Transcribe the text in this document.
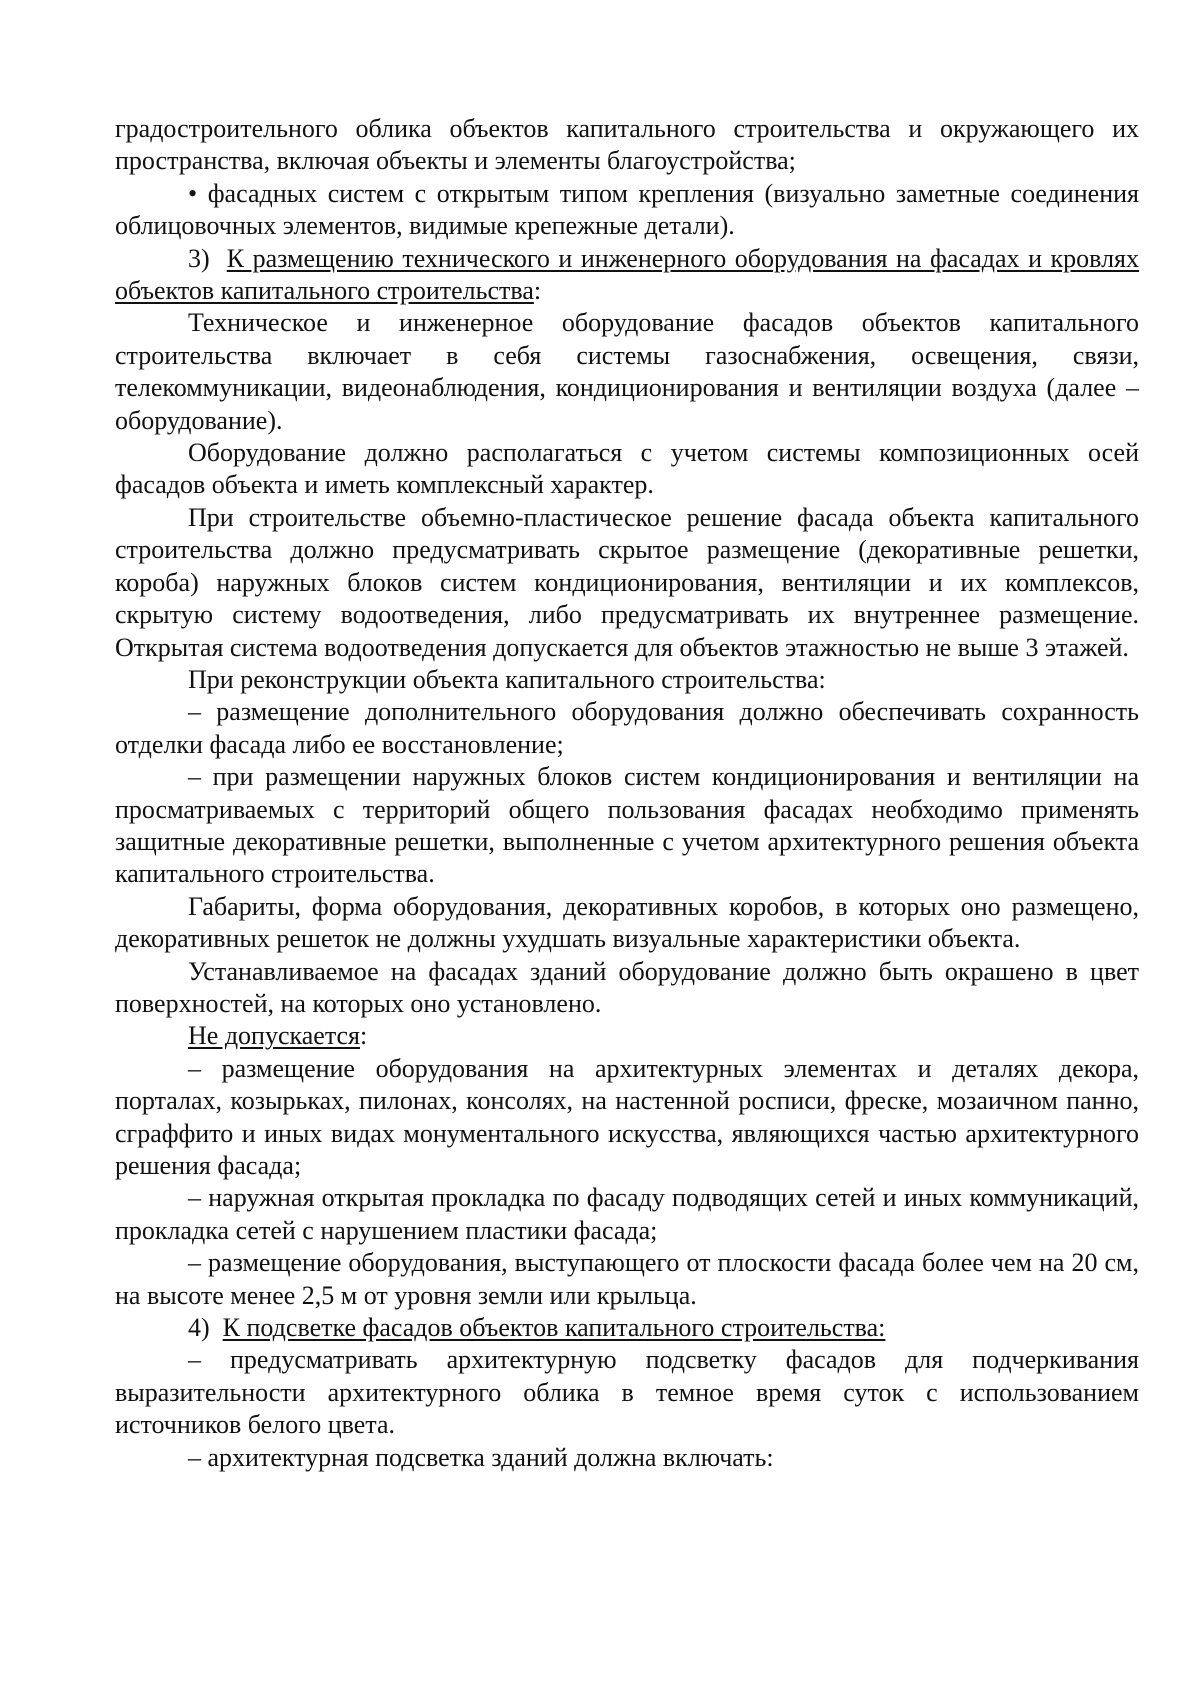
градостроительного облика объектов капитального строительства и окружающего их пространства, включая объекты и элементы благоустройства;

• фасадных систем с открытым типом крепления (визуально заметные соединения облицовочных элементов, видимые крепежные детали).

3) К размещению технического и инженерного оборудования на фасадах и кровлях объектов капитального строительства:

Техническое и инженерное оборудование фасадов объектов капитального строительства включает в себя системы газоснабжения, освещения, связи, телекоммуникации, видеонаблюдения, кондиционирования и вентиляции воздуха (далее – оборудование).

Оборудование должно располагаться с учетом системы композиционных осей фасадов объекта и иметь комплексный характер.

При строительстве объемно-пластическое решение фасада объекта капитального строительства должно предусматривать скрытое размещение (декоративные решетки, короба) наружных блоков систем кондиционирования, вентиляции и их комплексов, скрытую систему водоотведения, либо предусматривать их внутреннее размещение. Открытая система водоотведения допускается для объектов этажностью не выше 3 этажей.

При реконструкции объекта капитального строительства:

– размещение дополнительного оборудования должно обеспечивать сохранность отделки фасада либо ее восстановление;

– при размещении наружных блоков систем кондиционирования и вентиляции на просматриваемых с территорий общего пользования фасадах необходимо применять защитные декоративные решетки, выполненные с учетом архитектурного решения объекта капитального строительства.

Габариты, форма оборудования, декоративных коробов, в которых оно размещено, декоративных решеток не должны ухудшать визуальные характеристики объекта.

Устанавливаемое на фасадах зданий оборудование должно быть окрашено в цвет поверхностей, на которых оно установлено.

Не допускается:

– размещение оборудования на архитектурных элементах и деталях декора, порталах, козырьках, пилонах, консолях, на настенной росписи, фреске, мозаичном панно, сграффито и иных видах монументального искусства, являющихся частью архитектурного решения фасада;

– наружная открытая прокладка по фасаду подводящих сетей и иных коммуникаций, прокладка сетей с нарушением пластики фасада;

– размещение оборудования, выступающего от плоскости фасада более чем на 20 см, на высоте менее 2,5 м от уровня земли или крыльца.

4) К подсветке фасадов объектов капитального строительства:

– предусматривать архитектурную подсветку фасадов для подчеркивания выразительности архитектурного облика в темное время суток с использованием источников белого цвета.

– архитектурная подсветка зданий должна включать:
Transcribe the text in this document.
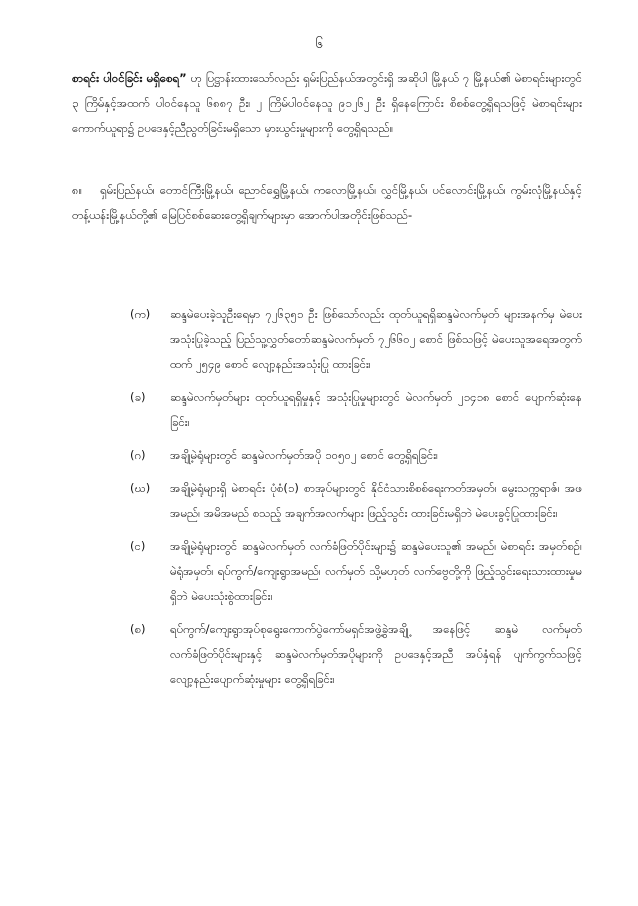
၆
စာရင်း ပါဝင်ခြင်း မရှိစေရ” ဟု ပြဋ္ဌာန်းထားသော်လည်း ရှမ်းပြည်နယ်အတွင်းရှိ အဆိုပါ မြို့နယ် ၇ မြို့နယ်၏ မဲစာရင်းများတွင် ၃ ကြိမ်နှင့်အထက် ပါဝင်နေသူ ၆၈၈၇ ဦး၊ ၂ ကြိမ်ပါဝင်နေသူ ၉၁၂၆၂ ဦး ရှိနေကြောင်း စိစစ်တွေ့ရှိရသဖြင့် မဲစာရင်းများကောက်ယူရာ၌ ဥပဒေနှင့်ညီညွတ်ခြင်းမရှိသော မှားယွင်းမှုများကို တွေ့ရှိရသည်။
၈။ ရှမ်းပြည်နယ်၊ တောင်ကြီးမြို့နယ်၊ ညောင်ရွှေမြို့နယ်၊ ကလောမြို့နယ်၊ လွှင်မြို့နယ်၊ ပင်လောင်းမြို့နယ်၊ ကွမ်းလုံမြို့နယ်နှင့် တန့်ယန်းမြို့နယ်တို့၏ မြေပြင်စစ်ဆေးတွေ့ရှိချက်များမှာ အောက်ပါအတိုင်းဖြစ်သည်-
(က)	ဆန္ဒမဲပေးခဲ့သူဦးရေမှာ ၇၂၆၃၅၁ ဦး ဖြစ်သော်လည်း ထုတ်ယူရရှိဆန္ဒမဲလက်မှတ် များအနက်မှ မဲပေးအသုံးပြုခဲ့သည့် ပြည်သူ့လွှတ်တော်ဆန္ဒမဲလက်မှတ် ၇၂၆၆၀၂ စောင် ဖြစ်သဖြင့် မဲပေးသူအရေအတွက်ထက် ၂၅၄၉ စောင် လျော့နည်းအသုံးပြု ထားခြင်း၊
(ခ)	ဆန္ဒမဲလက်မှတ်များ ထုတ်ယူရရှိမှုနှင့် အသုံးပြုမှုများတွင် မဲလက်မှတ် ၂၁၄၁၈ စောင် ပျောက်ဆုံးနေခြင်း၊
(ဂ)	အချို့မဲရုံများတွင် ဆန္ဒမဲလက်မှတ်အပို ၁၀၅၀၂ စောင် တွေ့ရှိရခြင်း၊
(ဃ)	အချို့မဲရုံများရှိ မဲစာရင်း ပုံစံ(၁) စာအုပ်များတွင် နိုင်ငံသားစိစစ်ရေးကတ်အမှတ်၊ မွေးသက္ကရာဇ်၊ အဖအမည်၊ အမိအမည် စသည့် အချက်အလက်များ ဖြည့်သွင်း ထားခြင်းမရှိဘဲ မဲပေးခွင့်ပြုထားခြင်း၊
(င)	အချို့မဲရုံများတွင် ဆန္ဒမဲလက်မှတ် လက်ခံဖြတ်ပိုင်းများ၌ ဆန္ဒမဲပေးသူ၏ အမည်၊ မဲစာရင်း အမှတ်စဉ်၊ မဲရုံအမှတ်၊ ရပ်ကွက်/ကျေးရွာအမည်၊ လက်မှတ် သို့မဟုတ် လက်ဗွေတို့ကို ဖြည့်သွင်းရေးသားထားမှုမရှိဘဲ မဲပေးသုံးစွဲထားခြင်း၊
(စ)	ရပ်ကွက်/ကျေးရွာအုပ်စုရွေးကောက်ပွဲကော်မရှင်အဖွဲ့ခွဲအချို့ အနေဖြင့် ဆန္ဒမဲ လက်မှတ်လက်ခံဖြတ်ပိုင်းများနှင့် ဆန္ဒမဲလက်မှတ်အပိုများကို ဥပဒေနှင့်အညီ အပ်နှံရန် ပျက်ကွက်သဖြင့် လျော့နည်းပျောက်ဆုံးမှုများ တွေ့ရှိရခြင်း၊
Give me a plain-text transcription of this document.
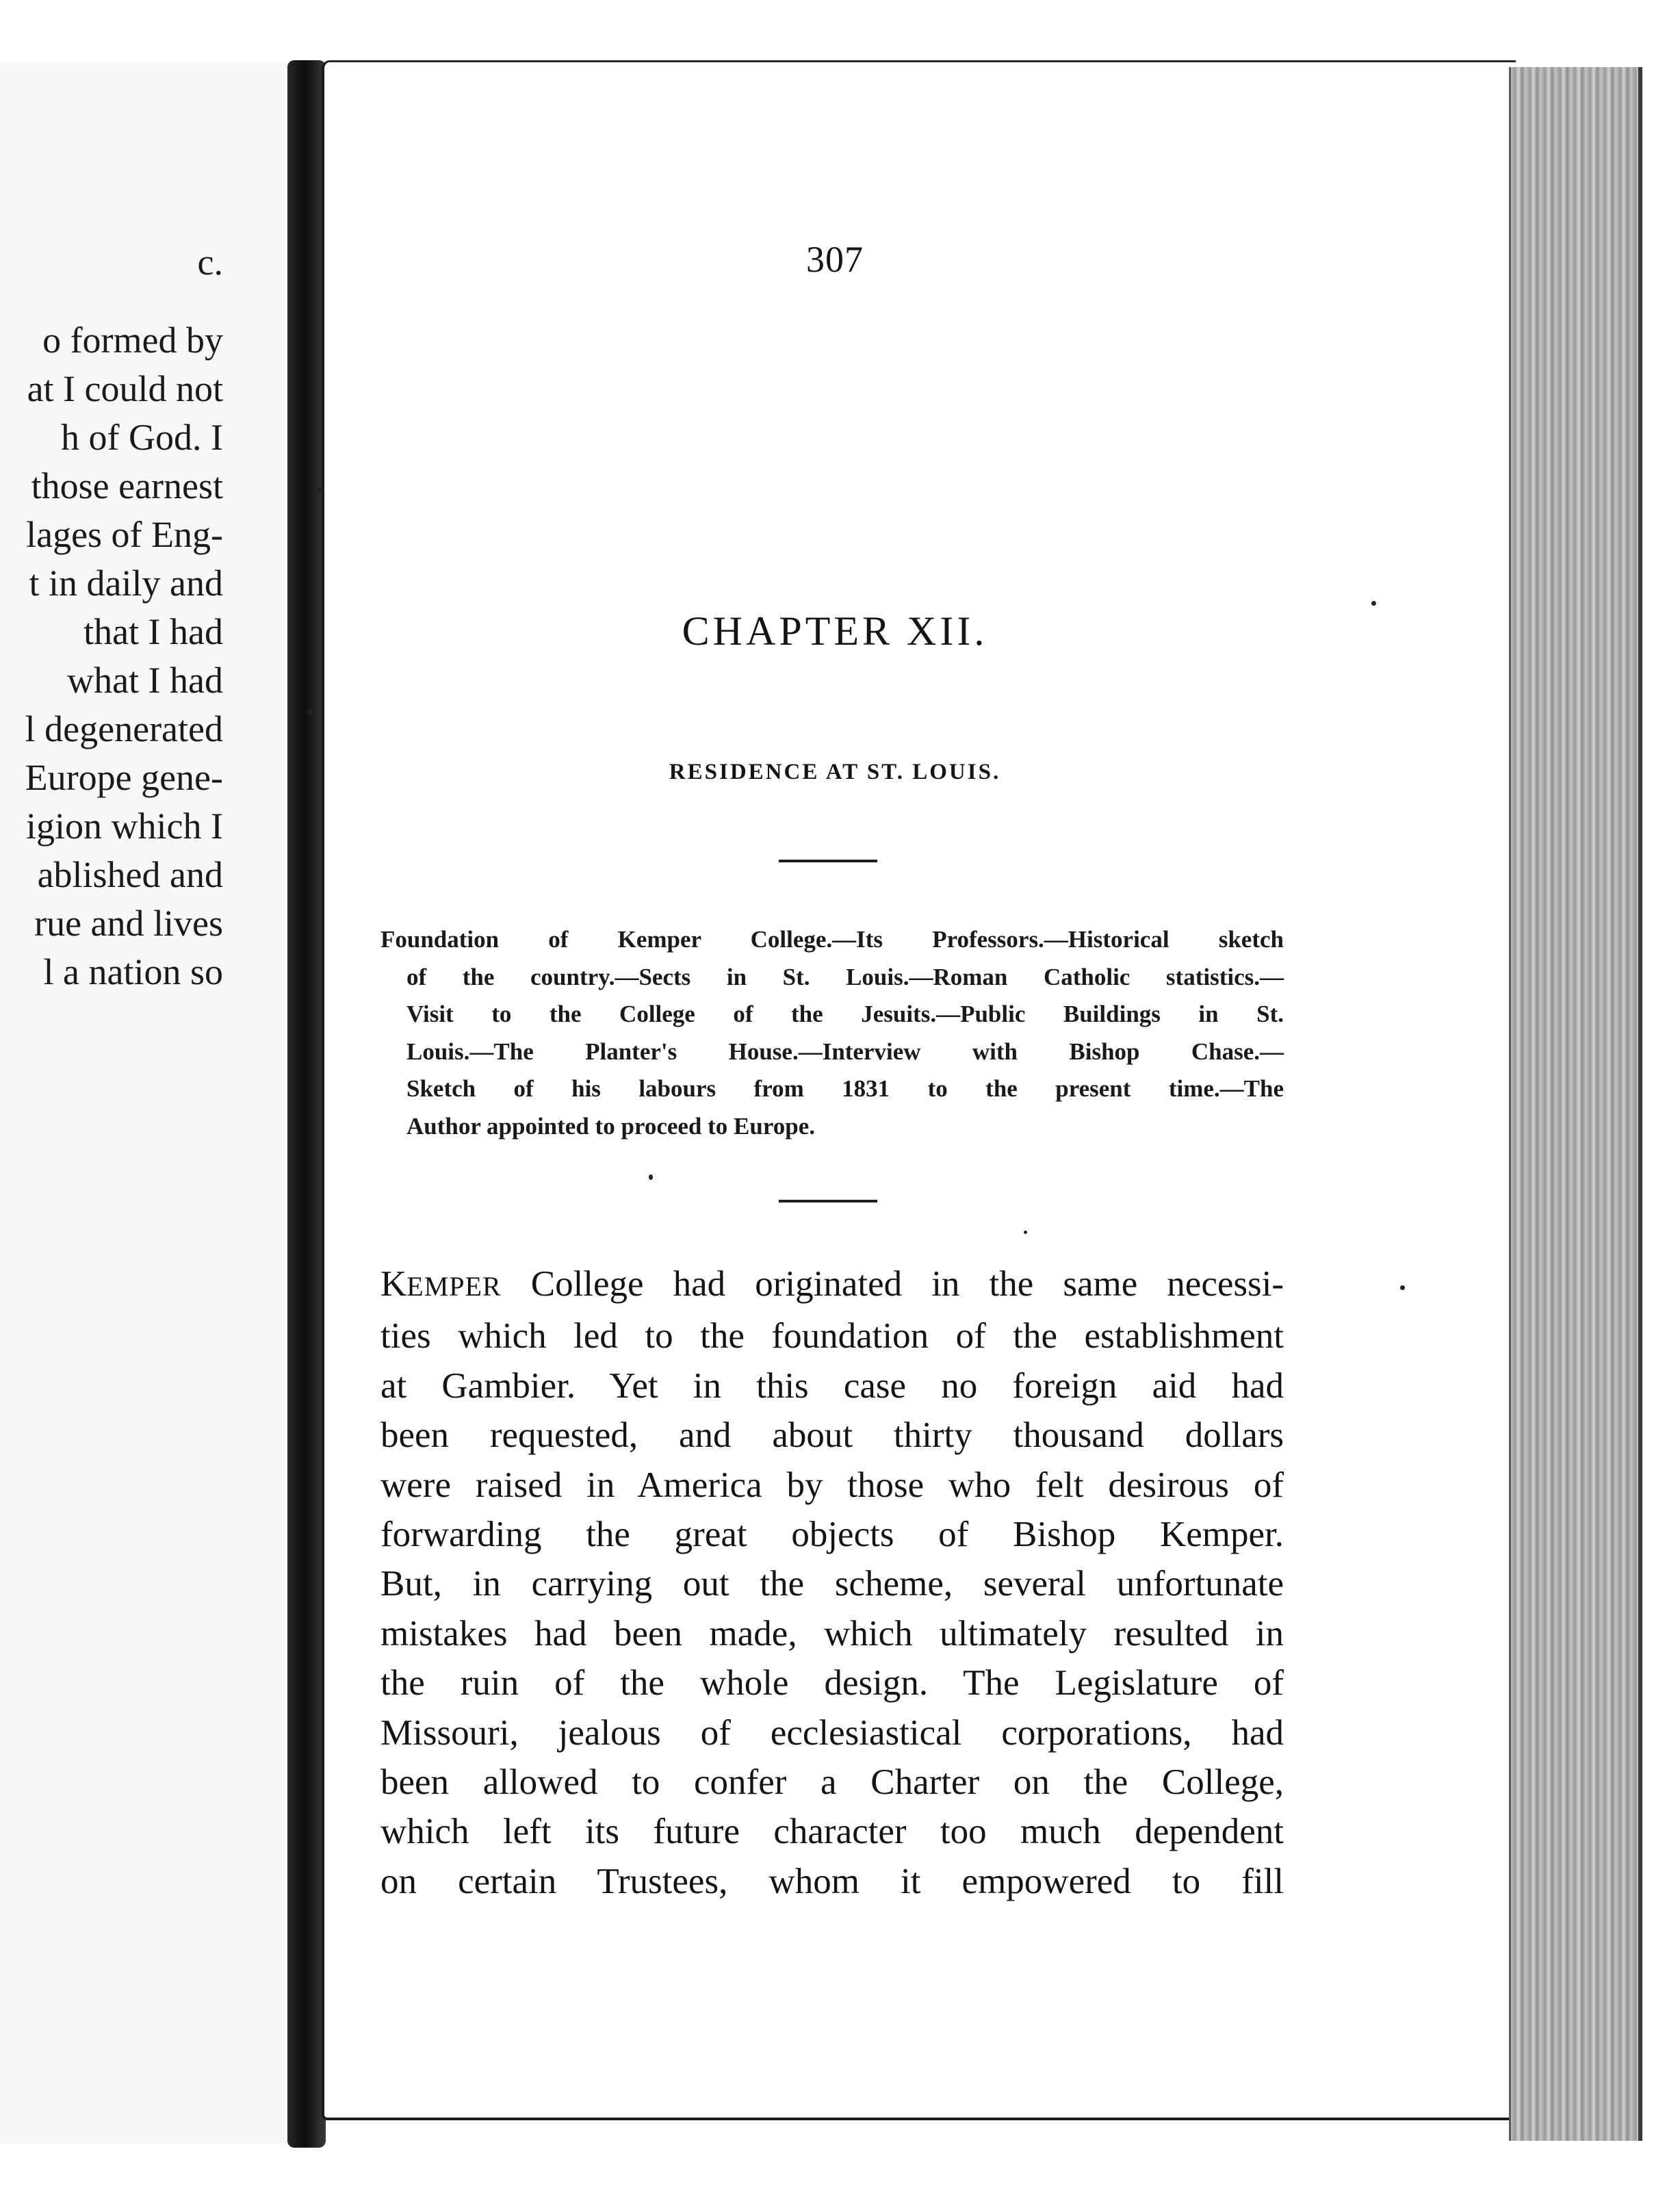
c.
o formed by
at I could not
h of God. I
those earnest
lages of Eng-
t in daily and
that I had
what I had
l degenerated
Europe gene-
igion which I
ablished and
rue and lives
l a nation so
307
CHAPTER XII.
RESIDENCE AT ST. LOUIS.
Foundation of Kemper College.—Its Professors.—Historical sketch
of the country.—Sects in St. Louis.—Roman Catholic statistics.—
Visit to the College of the Jesuits.—Public Buildings in St.
Louis.—The Planter's House.—Interview with Bishop Chase.—
Sketch of his labours from 1831 to the present time.—The
Author appointed to proceed to Europe.
KEMPER College had originated in the same necessi-
ties which led to the foundation of the establishment
at Gambier. Yet in this case no foreign aid had
been requested, and about thirty thousand dollars
were raised in America by those who felt desirous of
forwarding the great objects of Bishop Kemper.
But, in carrying out the scheme, several unfortunate
mistakes had been made, which ultimately resulted in
the ruin of the whole design. The Legislature of
Missouri, jealous of ecclesiastical corporations, had
been allowed to confer a Charter on the College,
which left its future character too much dependent
on certain Trustees, whom it empowered to fill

——————

■ **YOUR TASK**:
Look through the records and count each line that holds "решетки". Write only the total.

■ **ANSWER BELOW**:
2